→ **Prompt**: Retype everything in the listing, leaving each line exactly as it is.

(Collection entries)
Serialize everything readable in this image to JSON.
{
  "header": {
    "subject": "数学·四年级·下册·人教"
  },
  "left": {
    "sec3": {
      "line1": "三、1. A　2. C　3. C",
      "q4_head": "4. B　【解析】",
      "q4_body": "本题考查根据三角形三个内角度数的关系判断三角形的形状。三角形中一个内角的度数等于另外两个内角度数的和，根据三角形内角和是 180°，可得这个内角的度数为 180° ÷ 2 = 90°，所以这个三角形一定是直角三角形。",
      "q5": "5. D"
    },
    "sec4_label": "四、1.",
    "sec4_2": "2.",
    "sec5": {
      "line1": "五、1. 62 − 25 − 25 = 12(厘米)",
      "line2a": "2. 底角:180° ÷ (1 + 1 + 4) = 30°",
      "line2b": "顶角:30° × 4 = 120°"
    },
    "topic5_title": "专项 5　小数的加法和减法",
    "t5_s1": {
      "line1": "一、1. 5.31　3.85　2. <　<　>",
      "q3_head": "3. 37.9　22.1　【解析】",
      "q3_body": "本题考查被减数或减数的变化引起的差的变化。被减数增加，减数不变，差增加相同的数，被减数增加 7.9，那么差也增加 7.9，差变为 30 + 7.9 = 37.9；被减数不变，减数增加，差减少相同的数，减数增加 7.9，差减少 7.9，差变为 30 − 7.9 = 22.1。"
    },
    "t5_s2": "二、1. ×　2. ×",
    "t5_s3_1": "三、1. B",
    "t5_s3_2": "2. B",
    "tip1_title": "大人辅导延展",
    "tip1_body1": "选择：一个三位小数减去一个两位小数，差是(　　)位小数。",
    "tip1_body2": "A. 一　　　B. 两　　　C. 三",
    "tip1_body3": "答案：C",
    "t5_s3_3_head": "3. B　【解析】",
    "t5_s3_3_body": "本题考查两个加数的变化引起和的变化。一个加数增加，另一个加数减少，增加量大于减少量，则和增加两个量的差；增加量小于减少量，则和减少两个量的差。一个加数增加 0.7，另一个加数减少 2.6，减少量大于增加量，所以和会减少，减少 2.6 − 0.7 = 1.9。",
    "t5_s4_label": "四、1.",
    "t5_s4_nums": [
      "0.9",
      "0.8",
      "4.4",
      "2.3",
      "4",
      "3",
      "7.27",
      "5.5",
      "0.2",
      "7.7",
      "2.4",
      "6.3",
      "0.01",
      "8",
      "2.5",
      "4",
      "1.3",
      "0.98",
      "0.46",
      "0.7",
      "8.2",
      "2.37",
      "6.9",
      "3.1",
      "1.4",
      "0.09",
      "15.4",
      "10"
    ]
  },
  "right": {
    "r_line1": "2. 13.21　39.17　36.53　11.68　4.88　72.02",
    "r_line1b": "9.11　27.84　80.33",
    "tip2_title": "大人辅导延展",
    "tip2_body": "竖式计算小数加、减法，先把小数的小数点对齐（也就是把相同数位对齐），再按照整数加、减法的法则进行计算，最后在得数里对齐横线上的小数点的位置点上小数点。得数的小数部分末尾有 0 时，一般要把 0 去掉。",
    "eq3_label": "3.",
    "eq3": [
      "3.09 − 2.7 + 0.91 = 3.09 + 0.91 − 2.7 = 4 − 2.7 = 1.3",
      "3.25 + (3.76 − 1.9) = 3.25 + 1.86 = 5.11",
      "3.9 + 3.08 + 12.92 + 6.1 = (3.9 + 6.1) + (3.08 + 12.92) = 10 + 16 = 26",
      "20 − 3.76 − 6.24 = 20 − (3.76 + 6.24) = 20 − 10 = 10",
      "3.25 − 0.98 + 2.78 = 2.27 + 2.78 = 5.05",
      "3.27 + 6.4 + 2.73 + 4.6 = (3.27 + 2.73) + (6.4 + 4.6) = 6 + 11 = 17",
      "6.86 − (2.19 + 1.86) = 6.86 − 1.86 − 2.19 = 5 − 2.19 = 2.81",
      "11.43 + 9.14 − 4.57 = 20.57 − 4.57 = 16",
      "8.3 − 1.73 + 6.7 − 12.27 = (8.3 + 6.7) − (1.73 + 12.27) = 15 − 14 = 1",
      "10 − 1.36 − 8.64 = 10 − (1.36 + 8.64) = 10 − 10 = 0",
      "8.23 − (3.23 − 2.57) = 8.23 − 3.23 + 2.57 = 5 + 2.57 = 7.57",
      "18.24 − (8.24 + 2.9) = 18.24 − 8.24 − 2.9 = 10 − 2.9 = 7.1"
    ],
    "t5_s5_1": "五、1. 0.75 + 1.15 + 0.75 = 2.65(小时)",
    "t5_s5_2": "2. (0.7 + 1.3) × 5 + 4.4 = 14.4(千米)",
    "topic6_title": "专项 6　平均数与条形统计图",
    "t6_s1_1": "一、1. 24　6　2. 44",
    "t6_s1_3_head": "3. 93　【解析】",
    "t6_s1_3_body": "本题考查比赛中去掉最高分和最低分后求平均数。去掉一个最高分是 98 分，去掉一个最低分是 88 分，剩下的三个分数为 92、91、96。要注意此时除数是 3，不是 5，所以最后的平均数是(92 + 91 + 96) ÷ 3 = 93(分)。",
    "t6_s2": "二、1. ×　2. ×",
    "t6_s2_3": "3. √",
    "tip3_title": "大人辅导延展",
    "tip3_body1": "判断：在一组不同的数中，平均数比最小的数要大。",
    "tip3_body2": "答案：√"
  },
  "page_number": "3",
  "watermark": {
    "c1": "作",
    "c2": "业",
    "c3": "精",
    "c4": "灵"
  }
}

→ **Task solution**:
Serialize everything readable in this image to JSON.
{
  "header": {
    "subject": "数学·四年级·下册·人教"
  },
  "left": {
    "sec3": {
      "line1": "三、1. A　2. C　3. C",
      "q4_head": "4. B　【解析】",
      "q4_body": "本题考查根据三角形三个内角度数的关系判断三角形的形状。三角形中一个内角的度数等于另外两个内角度数的和，根据三角形内角和是 180°，可得这个内角的度数为 180° ÷ 2 = 90°，所以这个三角形一定是直角三角形。",
      "q5": "5. D"
    },
    "sec4_label": "四、1.",
    "sec4_2": "2.",
    "sec5": {
      "line1": "五、1. 62 − 25 − 25 = 12(厘米)",
      "line2a": "2. 底角:180° ÷ (1 + 1 + 4) = 30°",
      "line2b": "顶角:30° × 4 = 120°"
    },
    "topic5_title": "专项 5　小数的加法和减法",
    "t5_s1": {
      "line1": "一、1. 5.31　3.85　2. <　<　>",
      "q3_head": "3. 37.9　22.1　【解析】",
      "q3_body": "本题考查被减数或减数的变化引起的差的变化。被减数增加，减数不变，差增加相同的数，被减数增加 7.9，那么差也增加 7.9，差变为 30 + 7.9 = 37.9；被减数不变，减数增加，差减少相同的数，减数增加 7.9，差减少 7.9，差变为 30 − 7.9 = 22.1。"
    },
    "t5_s2": "二、1. ×　2. ×",
    "t5_s3_1": "三、1. B",
    "t5_s3_2": "2. B",
    "tip1_title": "大人辅导延展",
    "tip1_body1": "选择：一个三位小数减去一个两位小数，差是(　　)位小数。",
    "tip1_body2": "A. 一　　　B. 两　　　C. 三",
    "tip1_body3": "答案：C",
    "t5_s3_3_head": "3. B　【解析】",
    "t5_s3_3_body": "本题考查两个加数的变化引起和的变化。一个加数增加，另一个加数减少，增加量大于减少量，则和增加两个量的差；增加量小于减少量，则和减少两个量的差。一个加数增加 0.7，另一个加数减少 2.6，减少量大于增加量，所以和会减少，减少 2.6 − 0.7 = 1.9。",
    "t5_s4_label": "四、1.",
    "t5_s4_nums": [
      "0.9",
      "0.8",
      "4.4",
      "2.3",
      "4",
      "3",
      "7.27",
      "5.5",
      "0.2",
      "7.7",
      "2.4",
      "6.3",
      "0.01",
      "8",
      "2.5",
      "4",
      "1.3",
      "0.98",
      "0.46",
      "0.7",
      "8.2",
      "2.37",
      "6.9",
      "3.1",
      "1.4",
      "0.09",
      "15.4",
      "10"
    ]
  },
  "right": {
    "r_line1": "2. 13.21　39.17　36.53　11.68　4.88　72.02",
    "r_line1b": "9.11　27.84　80.33",
    "tip2_title": "大人辅导延展",
    "tip2_body": "竖式计算小数加、减法，先把小数的小数点对齐（也就是把相同数位对齐），再按照整数加、减法的法则进行计算，最后在得数里对齐横线上的小数点的位置点上小数点。得数的小数部分末尾有 0 时，一般要把 0 去掉。",
    "eq3_label": "3.",
    "eq3": [
      "3.09 − 2.7 + 0.91 = 3.09 + 0.91 − 2.7 = 4 − 2.7 = 1.3",
      "3.25 + (3.76 − 1.9) = 3.25 + 1.86 = 5.11",
      "3.9 + 3.08 + 12.92 + 6.1 = (3.9 + 6.1) + (3.08 + 12.92) = 10 + 16 = 26",
      "20 − 3.76 − 6.24 = 20 − (3.76 + 6.24) = 20 − 10 = 10",
      "3.25 − 0.98 + 2.78 = 2.27 + 2.78 = 5.05",
      "3.27 + 6.4 + 2.73 + 4.6 = (3.27 + 2.73) + (6.4 + 4.6) = 6 + 11 = 17",
      "6.86 − (2.19 + 1.86) = 6.86 − 1.86 − 2.19 = 5 − 2.19 = 2.81",
      "11.43 + 9.14 − 4.57 = 20.57 − 4.57 = 16",
      "8.3 − 1.73 + 6.7 − 12.27 = (8.3 + 6.7) − (1.73 + 12.27) = 15 − 14 = 1",
      "10 − 1.36 − 8.64 = 10 − (1.36 + 8.64) = 10 − 10 = 0",
      "8.23 − (3.23 − 2.57) = 8.23 − 3.23 + 2.57 = 5 + 2.57 = 7.57",
      "18.24 − (8.24 + 2.9) = 18.24 − 8.24 − 2.9 = 10 − 2.9 = 7.1"
    ],
    "t5_s5_1": "五、1. 0.75 + 1.15 + 0.75 = 2.65(小时)",
    "t5_s5_2": "2. (0.7 + 1.3) × 5 + 4.4 = 14.4(千米)",
    "topic6_title": "专项 6　平均数与条形统计图",
    "t6_s1_1": "一、1. 24　6　2. 44",
    "t6_s1_3_head": "3. 93　【解析】",
    "t6_s1_3_body": "本题考查比赛中去掉最高分和最低分后求平均数。去掉一个最高分是 98 分，去掉一个最低分是 88 分，剩下的三个分数为 92、91、96。要注意此时除数是 3，不是 5，所以最后的平均数是(92 + 91 + 96) ÷ 3 = 93(分)。",
    "t6_s2": "二、1. ×　2. ×",
    "t6_s2_3": "3. √",
    "tip3_title": "大人辅导延展",
    "tip3_body1": "判断：在一组不同的数中，平均数比最小的数要大。",
    "tip3_body2": "答案：√"
  },
  "page_number": "3",
  "watermark": {
    "c1": "作",
    "c2": "业",
    "c3": "精",
    "c4": "灵"
  }
}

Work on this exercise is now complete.